◆ Problem to work on:
Entries follow. Set all of them down as they stand.
### Data for this exercise
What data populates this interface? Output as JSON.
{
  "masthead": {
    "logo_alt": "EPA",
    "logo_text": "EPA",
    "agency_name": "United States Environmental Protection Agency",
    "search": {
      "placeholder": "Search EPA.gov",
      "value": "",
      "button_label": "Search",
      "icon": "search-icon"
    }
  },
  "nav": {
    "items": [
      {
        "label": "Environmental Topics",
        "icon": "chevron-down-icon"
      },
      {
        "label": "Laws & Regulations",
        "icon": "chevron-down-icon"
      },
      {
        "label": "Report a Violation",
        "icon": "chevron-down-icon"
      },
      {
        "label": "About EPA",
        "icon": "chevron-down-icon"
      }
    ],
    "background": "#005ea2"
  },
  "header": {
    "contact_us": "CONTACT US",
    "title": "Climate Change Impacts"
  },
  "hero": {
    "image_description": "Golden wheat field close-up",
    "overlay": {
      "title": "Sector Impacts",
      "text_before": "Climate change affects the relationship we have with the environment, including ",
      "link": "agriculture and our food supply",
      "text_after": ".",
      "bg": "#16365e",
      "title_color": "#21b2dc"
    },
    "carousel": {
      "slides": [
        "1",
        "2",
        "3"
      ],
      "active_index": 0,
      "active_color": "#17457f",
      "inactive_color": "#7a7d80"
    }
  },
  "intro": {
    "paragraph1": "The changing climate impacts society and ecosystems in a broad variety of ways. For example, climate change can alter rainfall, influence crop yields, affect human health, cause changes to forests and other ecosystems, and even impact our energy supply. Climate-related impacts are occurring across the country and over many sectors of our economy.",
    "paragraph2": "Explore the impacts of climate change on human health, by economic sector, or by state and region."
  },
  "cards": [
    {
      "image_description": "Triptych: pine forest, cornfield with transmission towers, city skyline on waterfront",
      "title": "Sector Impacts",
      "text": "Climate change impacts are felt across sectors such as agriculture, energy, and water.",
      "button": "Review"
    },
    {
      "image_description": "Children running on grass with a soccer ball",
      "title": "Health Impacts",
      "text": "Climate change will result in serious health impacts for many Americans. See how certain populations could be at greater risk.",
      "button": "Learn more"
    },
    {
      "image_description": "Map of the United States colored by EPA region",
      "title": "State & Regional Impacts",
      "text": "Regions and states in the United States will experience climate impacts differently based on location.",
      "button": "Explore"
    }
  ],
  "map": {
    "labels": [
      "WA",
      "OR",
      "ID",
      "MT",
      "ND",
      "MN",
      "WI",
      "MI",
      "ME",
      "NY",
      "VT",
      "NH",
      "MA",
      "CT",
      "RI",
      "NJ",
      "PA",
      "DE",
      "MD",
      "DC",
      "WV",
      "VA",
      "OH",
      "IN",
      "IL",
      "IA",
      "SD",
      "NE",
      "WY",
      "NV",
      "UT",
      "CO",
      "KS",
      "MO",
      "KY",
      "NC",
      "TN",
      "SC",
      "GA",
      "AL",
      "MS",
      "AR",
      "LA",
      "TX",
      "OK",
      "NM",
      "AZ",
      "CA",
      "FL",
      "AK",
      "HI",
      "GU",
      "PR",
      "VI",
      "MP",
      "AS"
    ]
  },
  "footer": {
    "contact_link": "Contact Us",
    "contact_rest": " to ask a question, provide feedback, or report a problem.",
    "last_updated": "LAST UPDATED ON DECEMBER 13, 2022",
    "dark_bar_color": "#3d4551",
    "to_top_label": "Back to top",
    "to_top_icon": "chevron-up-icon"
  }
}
######
◆ Finished answer:
What data populates this interface? Output as JSON.
{
  "masthead": {
    "logo_alt": "EPA",
    "logo_text": "EPA",
    "agency_name": "United States Environmental Protection Agency",
    "search": {
      "placeholder": "Search EPA.gov",
      "value": "",
      "button_label": "Search",
      "icon": "search-icon"
    }
  },
  "nav": {
    "items": [
      {
        "label": "Environmental Topics",
        "icon": "chevron-down-icon"
      },
      {
        "label": "Laws & Regulations",
        "icon": "chevron-down-icon"
      },
      {
        "label": "Report a Violation",
        "icon": "chevron-down-icon"
      },
      {
        "label": "About EPA",
        "icon": "chevron-down-icon"
      }
    ],
    "background": "#005ea2"
  },
  "header": {
    "contact_us": "CONTACT US",
    "title": "Climate Change Impacts"
  },
  "hero": {
    "image_description": "Golden wheat field close-up",
    "overlay": {
      "title": "Sector Impacts",
      "text_before": "Climate change affects the relationship we have with the environment, including ",
      "link": "agriculture and our food supply",
      "text_after": ".",
      "bg": "#16365e",
      "title_color": "#21b2dc"
    },
    "carousel": {
      "slides": [
        "1",
        "2",
        "3"
      ],
      "active_index": 0,
      "active_color": "#17457f",
      "inactive_color": "#7a7d80"
    }
  },
  "intro": {
    "paragraph1": "The changing climate impacts society and ecosystems in a broad variety of ways. For example, climate change can alter rainfall, influence crop yields, affect human health, cause changes to forests and other ecosystems, and even impact our energy supply. Climate-related impacts are occurring across the country and over many sectors of our economy.",
    "paragraph2": "Explore the impacts of climate change on human health, by economic sector, or by state and region."
  },
  "cards": [
    {
      "image_description": "Triptych: pine forest, cornfield with transmission towers, city skyline on waterfront",
      "title": "Sector Impacts",
      "text": "Climate change impacts are felt across sectors such as agriculture, energy, and water.",
      "button": "Review"
    },
    {
      "image_description": "Children running on grass with a soccer ball",
      "title": "Health Impacts",
      "text": "Climate change will result in serious health impacts for many Americans. See how certain populations could be at greater risk.",
      "button": "Learn more"
    },
    {
      "image_description": "Map of the United States colored by EPA region",
      "title": "State & Regional Impacts",
      "text": "Regions and states in the United States will experience climate impacts differently based on location.",
      "button": "Explore"
    }
  ],
  "map": {
    "labels": [
      "WA",
      "OR",
      "ID",
      "MT",
      "ND",
      "MN",
      "WI",
      "MI",
      "ME",
      "NY",
      "VT",
      "NH",
      "MA",
      "CT",
      "RI",
      "NJ",
      "PA",
      "DE",
      "MD",
      "DC",
      "WV",
      "VA",
      "OH",
      "IN",
      "IL",
      "IA",
      "SD",
      "NE",
      "WY",
      "NV",
      "UT",
      "CO",
      "KS",
      "MO",
      "KY",
      "NC",
      "TN",
      "SC",
      "GA",
      "AL",
      "MS",
      "AR",
      "LA",
      "TX",
      "OK",
      "NM",
      "AZ",
      "CA",
      "FL",
      "AK",
      "HI",
      "GU",
      "PR",
      "VI",
      "MP",
      "AS"
    ]
  },
  "footer": {
    "contact_link": "Contact Us",
    "contact_rest": " to ask a question, provide feedback, or report a problem.",
    "last_updated": "LAST UPDATED ON DECEMBER 13, 2022",
    "dark_bar_color": "#3d4551",
    "to_top_label": "Back to top",
    "to_top_icon": "chevron-up-icon"
  }
}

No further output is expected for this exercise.